• [Provided records]:
::::::::

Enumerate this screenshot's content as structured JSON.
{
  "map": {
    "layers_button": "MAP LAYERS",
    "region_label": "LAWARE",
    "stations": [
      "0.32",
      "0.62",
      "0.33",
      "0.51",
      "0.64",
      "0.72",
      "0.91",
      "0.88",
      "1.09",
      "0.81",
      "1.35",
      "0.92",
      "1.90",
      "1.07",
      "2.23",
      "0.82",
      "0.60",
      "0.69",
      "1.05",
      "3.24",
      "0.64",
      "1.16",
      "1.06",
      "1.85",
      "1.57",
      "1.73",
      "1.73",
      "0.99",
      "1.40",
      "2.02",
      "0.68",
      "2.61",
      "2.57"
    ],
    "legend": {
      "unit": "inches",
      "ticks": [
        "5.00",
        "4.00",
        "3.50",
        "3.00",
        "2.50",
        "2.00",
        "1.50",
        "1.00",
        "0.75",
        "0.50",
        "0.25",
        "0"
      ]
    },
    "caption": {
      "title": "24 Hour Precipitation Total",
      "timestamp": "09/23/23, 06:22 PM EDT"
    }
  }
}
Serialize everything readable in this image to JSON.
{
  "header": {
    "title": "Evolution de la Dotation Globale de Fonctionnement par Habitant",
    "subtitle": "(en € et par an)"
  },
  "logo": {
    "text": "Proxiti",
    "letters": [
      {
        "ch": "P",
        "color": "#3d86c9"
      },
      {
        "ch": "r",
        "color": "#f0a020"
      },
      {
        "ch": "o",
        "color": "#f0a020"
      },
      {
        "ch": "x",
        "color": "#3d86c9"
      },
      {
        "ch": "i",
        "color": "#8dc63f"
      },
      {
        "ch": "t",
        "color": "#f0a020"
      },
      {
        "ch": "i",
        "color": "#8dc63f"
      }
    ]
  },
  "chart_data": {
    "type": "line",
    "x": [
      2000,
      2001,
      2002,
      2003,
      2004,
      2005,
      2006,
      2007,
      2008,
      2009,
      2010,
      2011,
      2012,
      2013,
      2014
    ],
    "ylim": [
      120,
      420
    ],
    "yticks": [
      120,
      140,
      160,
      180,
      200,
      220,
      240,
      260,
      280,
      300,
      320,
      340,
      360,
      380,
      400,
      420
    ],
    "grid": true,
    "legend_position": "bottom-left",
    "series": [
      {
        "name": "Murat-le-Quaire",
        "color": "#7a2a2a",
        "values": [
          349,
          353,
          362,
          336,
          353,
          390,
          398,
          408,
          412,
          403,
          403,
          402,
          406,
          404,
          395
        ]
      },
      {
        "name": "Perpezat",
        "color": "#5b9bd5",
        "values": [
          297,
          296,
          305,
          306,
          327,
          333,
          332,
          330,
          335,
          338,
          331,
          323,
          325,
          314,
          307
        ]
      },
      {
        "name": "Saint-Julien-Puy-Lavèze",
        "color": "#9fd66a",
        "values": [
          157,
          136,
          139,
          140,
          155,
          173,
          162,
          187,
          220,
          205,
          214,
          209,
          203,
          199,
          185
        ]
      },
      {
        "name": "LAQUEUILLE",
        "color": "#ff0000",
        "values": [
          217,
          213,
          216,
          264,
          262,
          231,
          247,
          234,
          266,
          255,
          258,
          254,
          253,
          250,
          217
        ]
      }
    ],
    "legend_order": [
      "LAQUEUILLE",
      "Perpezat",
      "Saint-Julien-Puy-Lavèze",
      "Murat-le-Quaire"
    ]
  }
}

::::::::

• [Exercise requirements]:
The entries above must be returned exactly.

• [Task solution]:
Enumerate this screenshot's content as structured JSON.
{
  "map": {
    "layers_button": "MAP LAYERS",
    "region_label": "LAWARE",
    "stations": [
      "0.32",
      "0.62",
      "0.33",
      "0.51",
      "0.64",
      "0.72",
      "0.91",
      "0.88",
      "1.09",
      "0.81",
      "1.35",
      "0.92",
      "1.90",
      "1.07",
      "2.23",
      "0.82",
      "0.60",
      "0.69",
      "1.05",
      "3.24",
      "0.64",
      "1.16",
      "1.06",
      "1.85",
      "1.57",
      "1.73",
      "1.73",
      "0.99",
      "1.40",
      "2.02",
      "0.68",
      "2.61",
      "2.57"
    ],
    "legend": {
      "unit": "inches",
      "ticks": [
        "5.00",
        "4.00",
        "3.50",
        "3.00",
        "2.50",
        "2.00",
        "1.50",
        "1.00",
        "0.75",
        "0.50",
        "0.25",
        "0"
      ]
    },
    "caption": {
      "title": "24 Hour Precipitation Total",
      "timestamp": "09/23/23, 06:22 PM EDT"
    }
  }
}
Serialize everything readable in this image to JSON.
{
  "header": {
    "title": "Evolution de la Dotation Globale de Fonctionnement par Habitant",
    "subtitle": "(en € et par an)"
  },
  "logo": {
    "text": "Proxiti",
    "letters": [
      {
        "ch": "P",
        "color": "#3d86c9"
      },
      {
        "ch": "r",
        "color": "#f0a020"
      },
      {
        "ch": "o",
        "color": "#f0a020"
      },
      {
        "ch": "x",
        "color": "#3d86c9"
      },
      {
        "ch": "i",
        "color": "#8dc63f"
      },
      {
        "ch": "t",
        "color": "#f0a020"
      },
      {
        "ch": "i",
        "color": "#8dc63f"
      }
    ]
  },
  "chart_data": {
    "type": "line",
    "x": [
      2000,
      2001,
      2002,
      2003,
      2004,
      2005,
      2006,
      2007,
      2008,
      2009,
      2010,
      2011,
      2012,
      2013,
      2014
    ],
    "ylim": [
      120,
      420
    ],
    "yticks": [
      120,
      140,
      160,
      180,
      200,
      220,
      240,
      260,
      280,
      300,
      320,
      340,
      360,
      380,
      400,
      420
    ],
    "grid": true,
    "legend_position": "bottom-left",
    "series": [
      {
        "name": "Murat-le-Quaire",
        "color": "#7a2a2a",
        "values": [
          349,
          353,
          362,
          336,
          353,
          390,
          398,
          408,
          412,
          403,
          403,
          402,
          406,
          404,
          395
        ]
      },
      {
        "name": "Perpezat",
        "color": "#5b9bd5",
        "values": [
          297,
          296,
          305,
          306,
          327,
          333,
          332,
          330,
          335,
          338,
          331,
          323,
          325,
          314,
          307
        ]
      },
      {
        "name": "Saint-Julien-Puy-Lavèze",
        "color": "#9fd66a",
        "values": [
          157,
          136,
          139,
          140,
          155,
          173,
          162,
          187,
          220,
          205,
          214,
          209,
          203,
          199,
          185
        ]
      },
      {
        "name": "LAQUEUILLE",
        "color": "#ff0000",
        "values": [
          217,
          213,
          216,
          264,
          262,
          231,
          247,
          234,
          266,
          255,
          258,
          254,
          253,
          250,
          217
        ]
      }
    ],
    "legend_order": [
      "LAQUEUILLE",
      "Perpezat",
      "Saint-Julien-Puy-Lavèze",
      "Murat-le-Quaire"
    ]
  }
}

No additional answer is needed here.